> _SET EXERCISE_:
Copy out each line that includes the word "title".

Figure data in JSON:
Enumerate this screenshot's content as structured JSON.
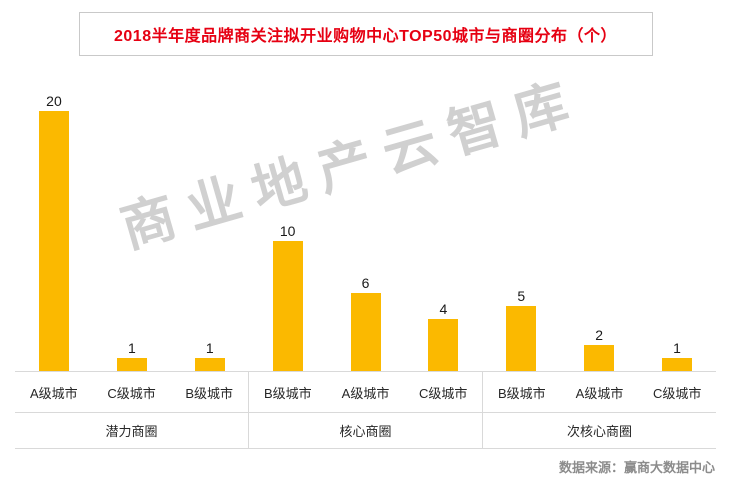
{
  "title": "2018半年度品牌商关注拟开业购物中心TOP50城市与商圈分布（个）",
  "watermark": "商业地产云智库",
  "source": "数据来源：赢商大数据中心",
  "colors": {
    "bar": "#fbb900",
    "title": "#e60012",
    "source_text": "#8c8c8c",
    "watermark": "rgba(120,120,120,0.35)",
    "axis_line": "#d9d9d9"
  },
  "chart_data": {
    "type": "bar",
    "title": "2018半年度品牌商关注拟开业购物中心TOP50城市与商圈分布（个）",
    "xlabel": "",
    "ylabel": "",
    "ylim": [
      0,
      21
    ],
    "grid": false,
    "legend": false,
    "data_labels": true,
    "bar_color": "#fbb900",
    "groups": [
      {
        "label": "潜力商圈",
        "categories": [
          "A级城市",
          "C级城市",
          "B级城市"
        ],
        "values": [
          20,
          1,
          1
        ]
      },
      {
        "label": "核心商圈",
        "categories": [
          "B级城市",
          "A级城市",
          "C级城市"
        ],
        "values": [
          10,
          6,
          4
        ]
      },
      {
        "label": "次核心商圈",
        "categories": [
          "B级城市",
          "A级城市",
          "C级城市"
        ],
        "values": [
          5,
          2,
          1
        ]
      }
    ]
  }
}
* * *
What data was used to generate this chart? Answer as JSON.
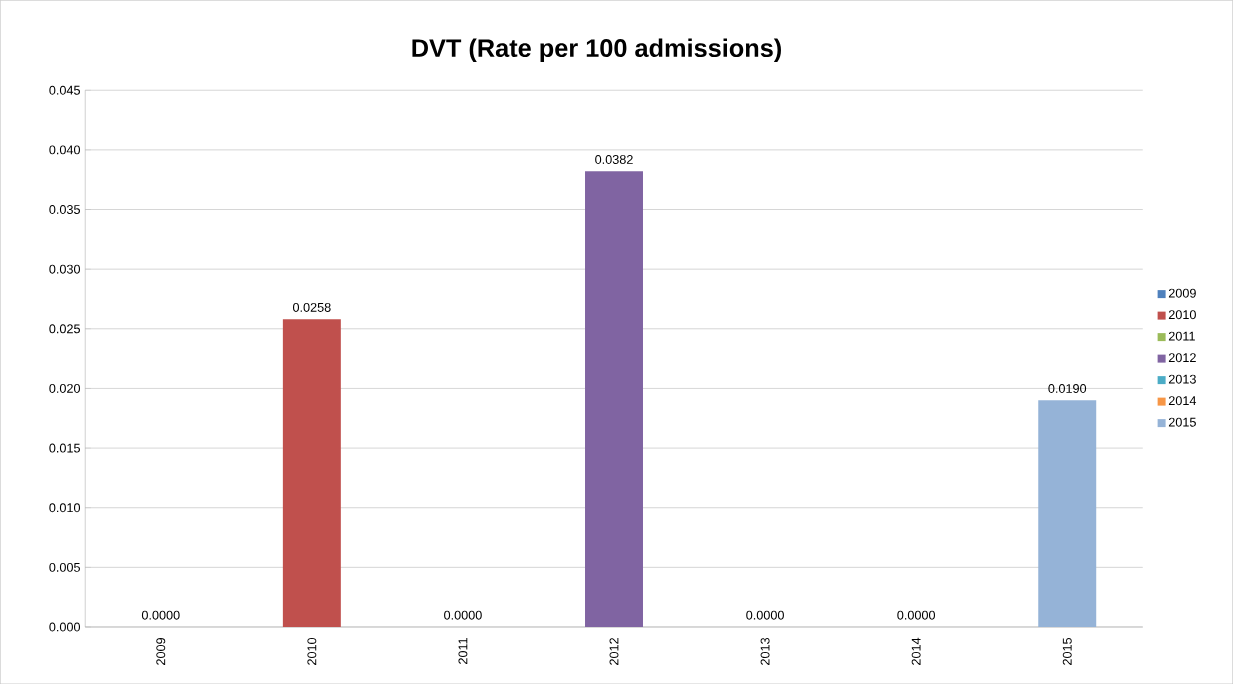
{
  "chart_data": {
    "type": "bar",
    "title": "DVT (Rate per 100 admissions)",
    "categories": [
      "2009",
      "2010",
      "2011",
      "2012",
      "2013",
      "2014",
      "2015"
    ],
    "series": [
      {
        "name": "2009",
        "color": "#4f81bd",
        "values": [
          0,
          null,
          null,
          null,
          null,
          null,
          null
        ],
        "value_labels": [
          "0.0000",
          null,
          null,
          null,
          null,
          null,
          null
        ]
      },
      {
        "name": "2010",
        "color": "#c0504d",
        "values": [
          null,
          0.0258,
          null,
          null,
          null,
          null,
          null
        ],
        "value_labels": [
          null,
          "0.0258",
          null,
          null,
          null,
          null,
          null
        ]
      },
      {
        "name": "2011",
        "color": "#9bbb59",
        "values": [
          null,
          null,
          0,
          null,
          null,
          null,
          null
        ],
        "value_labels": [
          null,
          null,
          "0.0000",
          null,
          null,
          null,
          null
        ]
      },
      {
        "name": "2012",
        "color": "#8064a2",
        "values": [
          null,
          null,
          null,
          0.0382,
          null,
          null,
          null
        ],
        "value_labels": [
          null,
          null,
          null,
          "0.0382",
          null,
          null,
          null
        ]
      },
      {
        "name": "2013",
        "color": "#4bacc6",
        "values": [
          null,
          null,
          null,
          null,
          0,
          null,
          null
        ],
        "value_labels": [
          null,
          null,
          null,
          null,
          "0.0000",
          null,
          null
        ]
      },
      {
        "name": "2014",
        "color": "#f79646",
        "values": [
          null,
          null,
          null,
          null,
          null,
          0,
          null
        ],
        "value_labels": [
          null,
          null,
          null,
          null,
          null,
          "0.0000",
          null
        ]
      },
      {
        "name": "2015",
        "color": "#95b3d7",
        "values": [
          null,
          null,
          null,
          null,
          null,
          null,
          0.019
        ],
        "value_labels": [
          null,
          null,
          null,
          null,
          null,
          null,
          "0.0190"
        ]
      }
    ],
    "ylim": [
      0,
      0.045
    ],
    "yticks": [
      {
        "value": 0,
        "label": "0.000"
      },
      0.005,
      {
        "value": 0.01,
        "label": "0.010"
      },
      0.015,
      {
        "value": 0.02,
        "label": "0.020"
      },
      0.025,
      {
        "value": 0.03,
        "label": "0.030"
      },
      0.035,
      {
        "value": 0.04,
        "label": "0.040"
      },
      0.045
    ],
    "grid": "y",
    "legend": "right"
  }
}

> _THE OUTPUT_:
  "title": "2018半年度品牌商关注拟开业购物中心TOP50城市与商圈分布（个）",
    "title": "#e60012",
    "title": "2018半年度品牌商关注拟开业购物中心TOP50城市与商圈分布（个）",
    "title": "DVT (Rate per 100 admissions)",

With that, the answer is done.